WRITTEN TASK: Copy out each line of the data that holds the word "UTILIZING".

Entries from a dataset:
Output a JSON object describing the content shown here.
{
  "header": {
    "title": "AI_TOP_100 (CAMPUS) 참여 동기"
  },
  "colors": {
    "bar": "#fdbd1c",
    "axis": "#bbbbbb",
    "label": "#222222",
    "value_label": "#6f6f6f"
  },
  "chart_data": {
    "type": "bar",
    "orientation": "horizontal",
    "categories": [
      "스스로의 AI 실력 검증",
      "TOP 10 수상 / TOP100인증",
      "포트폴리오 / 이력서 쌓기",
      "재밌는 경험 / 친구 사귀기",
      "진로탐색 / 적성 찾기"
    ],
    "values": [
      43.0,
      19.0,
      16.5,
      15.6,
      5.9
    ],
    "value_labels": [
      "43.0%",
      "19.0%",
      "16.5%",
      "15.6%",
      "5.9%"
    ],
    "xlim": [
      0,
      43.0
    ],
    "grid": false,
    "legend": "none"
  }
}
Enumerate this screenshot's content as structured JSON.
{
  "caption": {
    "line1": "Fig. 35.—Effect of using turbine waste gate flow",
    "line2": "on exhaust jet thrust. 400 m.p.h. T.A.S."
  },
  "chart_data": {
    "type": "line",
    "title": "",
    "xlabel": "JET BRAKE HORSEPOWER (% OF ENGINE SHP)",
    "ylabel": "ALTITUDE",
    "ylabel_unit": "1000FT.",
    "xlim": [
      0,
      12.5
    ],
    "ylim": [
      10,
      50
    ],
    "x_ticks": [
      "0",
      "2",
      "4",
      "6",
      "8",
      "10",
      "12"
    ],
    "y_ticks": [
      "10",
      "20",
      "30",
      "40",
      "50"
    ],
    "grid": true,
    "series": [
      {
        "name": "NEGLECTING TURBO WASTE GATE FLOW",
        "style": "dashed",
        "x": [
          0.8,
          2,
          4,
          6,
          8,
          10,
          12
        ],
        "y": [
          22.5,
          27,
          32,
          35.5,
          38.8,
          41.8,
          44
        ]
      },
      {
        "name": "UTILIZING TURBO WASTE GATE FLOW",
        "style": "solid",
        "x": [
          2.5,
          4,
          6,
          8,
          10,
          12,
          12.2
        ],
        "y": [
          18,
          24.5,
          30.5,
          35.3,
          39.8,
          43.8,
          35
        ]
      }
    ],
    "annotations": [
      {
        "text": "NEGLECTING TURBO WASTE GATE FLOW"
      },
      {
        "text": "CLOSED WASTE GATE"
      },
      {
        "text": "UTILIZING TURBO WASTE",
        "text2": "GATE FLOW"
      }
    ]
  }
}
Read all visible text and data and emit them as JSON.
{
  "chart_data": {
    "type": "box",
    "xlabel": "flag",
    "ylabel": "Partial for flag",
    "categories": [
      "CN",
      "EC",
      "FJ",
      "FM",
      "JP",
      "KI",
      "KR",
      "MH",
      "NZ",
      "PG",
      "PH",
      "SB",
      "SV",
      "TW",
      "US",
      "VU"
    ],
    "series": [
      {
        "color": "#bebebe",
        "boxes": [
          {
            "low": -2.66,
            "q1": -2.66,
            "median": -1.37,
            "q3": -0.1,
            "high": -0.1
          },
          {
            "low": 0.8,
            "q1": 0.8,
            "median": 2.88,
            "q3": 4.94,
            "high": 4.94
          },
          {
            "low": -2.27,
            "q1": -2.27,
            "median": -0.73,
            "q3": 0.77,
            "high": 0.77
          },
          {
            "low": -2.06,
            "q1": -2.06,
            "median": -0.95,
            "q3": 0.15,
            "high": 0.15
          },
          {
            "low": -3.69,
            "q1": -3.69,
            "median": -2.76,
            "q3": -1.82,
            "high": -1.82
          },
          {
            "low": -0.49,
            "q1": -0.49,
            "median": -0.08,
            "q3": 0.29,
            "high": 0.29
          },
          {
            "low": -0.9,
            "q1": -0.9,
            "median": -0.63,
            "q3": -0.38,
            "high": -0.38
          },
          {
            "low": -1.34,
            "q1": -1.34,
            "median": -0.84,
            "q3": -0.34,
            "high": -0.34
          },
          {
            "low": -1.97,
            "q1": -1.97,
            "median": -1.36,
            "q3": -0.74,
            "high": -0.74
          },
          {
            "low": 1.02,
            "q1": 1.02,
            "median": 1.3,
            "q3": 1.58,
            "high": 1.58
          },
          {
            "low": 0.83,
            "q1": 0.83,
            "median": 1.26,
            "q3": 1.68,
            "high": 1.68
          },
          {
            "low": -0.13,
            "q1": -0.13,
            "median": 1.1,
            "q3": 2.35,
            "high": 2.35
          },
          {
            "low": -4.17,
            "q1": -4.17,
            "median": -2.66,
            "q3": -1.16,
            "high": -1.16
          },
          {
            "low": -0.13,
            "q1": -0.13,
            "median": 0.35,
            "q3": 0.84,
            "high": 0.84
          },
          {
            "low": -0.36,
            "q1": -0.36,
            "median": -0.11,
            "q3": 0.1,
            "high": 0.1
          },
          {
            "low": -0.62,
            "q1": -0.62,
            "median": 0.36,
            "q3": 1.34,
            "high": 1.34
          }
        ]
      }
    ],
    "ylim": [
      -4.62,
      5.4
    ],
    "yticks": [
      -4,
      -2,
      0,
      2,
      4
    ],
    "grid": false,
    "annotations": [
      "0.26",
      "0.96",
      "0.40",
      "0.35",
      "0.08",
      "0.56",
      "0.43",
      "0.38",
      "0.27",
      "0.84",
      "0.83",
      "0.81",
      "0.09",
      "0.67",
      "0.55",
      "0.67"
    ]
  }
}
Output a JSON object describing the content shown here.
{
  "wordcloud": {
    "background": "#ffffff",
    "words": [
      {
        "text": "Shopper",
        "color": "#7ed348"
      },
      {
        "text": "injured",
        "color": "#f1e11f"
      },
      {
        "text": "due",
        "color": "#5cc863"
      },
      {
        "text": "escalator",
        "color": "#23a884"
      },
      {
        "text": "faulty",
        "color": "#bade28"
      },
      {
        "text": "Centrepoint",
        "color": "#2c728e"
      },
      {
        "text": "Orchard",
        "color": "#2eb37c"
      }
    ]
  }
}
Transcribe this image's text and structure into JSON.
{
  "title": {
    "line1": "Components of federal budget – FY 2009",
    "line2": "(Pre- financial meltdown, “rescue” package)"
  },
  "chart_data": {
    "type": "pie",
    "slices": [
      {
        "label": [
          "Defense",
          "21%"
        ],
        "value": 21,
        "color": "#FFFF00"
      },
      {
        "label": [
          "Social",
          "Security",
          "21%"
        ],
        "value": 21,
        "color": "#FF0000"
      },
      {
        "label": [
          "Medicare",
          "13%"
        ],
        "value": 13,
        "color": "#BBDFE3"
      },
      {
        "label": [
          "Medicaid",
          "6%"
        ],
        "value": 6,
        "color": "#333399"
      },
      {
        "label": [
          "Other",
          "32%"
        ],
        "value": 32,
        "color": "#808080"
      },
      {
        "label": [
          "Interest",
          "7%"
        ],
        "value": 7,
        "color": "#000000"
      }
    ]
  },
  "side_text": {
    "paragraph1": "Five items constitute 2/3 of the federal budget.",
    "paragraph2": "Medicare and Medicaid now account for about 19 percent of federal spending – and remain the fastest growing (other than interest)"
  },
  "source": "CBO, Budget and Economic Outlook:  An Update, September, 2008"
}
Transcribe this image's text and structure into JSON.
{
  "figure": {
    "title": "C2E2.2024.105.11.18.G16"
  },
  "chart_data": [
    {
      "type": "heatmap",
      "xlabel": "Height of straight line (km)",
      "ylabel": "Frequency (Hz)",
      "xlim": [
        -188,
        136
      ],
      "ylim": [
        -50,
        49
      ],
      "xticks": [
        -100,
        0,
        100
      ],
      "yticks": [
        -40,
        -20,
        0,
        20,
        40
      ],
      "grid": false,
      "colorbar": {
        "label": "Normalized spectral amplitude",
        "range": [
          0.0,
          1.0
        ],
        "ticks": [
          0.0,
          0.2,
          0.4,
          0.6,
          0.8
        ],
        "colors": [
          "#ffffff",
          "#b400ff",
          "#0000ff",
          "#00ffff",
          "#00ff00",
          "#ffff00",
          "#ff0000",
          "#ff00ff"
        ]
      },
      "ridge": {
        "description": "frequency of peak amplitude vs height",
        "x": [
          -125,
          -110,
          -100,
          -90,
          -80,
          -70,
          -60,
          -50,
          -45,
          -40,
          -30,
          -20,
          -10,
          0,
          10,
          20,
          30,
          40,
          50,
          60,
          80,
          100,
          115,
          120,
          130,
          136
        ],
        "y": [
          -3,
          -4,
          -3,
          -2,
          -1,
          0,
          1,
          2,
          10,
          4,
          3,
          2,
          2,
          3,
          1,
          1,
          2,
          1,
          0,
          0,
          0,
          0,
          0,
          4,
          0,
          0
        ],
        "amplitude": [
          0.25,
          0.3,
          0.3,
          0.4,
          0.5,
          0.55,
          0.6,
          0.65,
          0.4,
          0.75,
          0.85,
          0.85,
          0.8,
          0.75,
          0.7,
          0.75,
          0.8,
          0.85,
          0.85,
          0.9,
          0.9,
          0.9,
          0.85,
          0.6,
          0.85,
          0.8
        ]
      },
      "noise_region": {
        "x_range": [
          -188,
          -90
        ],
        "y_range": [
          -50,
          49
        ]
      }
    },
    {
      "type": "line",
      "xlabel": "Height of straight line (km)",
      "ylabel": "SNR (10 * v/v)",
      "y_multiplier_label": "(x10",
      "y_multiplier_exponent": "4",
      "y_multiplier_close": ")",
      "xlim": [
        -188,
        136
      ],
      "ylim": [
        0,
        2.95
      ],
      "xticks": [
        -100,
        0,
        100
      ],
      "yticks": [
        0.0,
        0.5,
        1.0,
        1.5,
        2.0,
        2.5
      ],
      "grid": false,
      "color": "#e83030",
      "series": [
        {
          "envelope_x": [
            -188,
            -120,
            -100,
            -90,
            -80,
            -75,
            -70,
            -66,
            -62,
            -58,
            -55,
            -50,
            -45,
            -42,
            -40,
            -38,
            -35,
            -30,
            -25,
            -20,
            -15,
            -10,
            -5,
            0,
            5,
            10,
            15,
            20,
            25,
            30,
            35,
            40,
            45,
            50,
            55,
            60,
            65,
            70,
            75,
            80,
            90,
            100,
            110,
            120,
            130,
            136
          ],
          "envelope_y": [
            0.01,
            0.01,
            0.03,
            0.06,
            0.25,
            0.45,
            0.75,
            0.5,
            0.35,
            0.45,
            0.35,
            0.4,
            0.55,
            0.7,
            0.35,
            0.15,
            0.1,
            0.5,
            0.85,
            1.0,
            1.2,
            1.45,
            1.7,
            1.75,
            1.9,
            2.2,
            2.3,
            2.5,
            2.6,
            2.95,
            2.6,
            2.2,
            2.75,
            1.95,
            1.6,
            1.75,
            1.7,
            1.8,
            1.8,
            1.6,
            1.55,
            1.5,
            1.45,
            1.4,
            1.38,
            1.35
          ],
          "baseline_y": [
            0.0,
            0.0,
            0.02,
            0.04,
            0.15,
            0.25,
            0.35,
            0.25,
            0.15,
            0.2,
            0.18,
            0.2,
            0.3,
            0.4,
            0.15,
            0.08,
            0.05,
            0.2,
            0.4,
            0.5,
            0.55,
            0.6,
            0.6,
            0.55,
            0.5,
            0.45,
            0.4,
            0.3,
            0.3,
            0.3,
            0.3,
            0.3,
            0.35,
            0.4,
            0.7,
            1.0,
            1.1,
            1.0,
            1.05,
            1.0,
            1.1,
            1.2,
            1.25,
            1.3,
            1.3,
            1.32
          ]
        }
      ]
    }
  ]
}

FINAL RESULT:
        "name": "UTILIZING TURBO WASTE GATE FLOW",
        "text": "UTILIZING TURBO WASTE",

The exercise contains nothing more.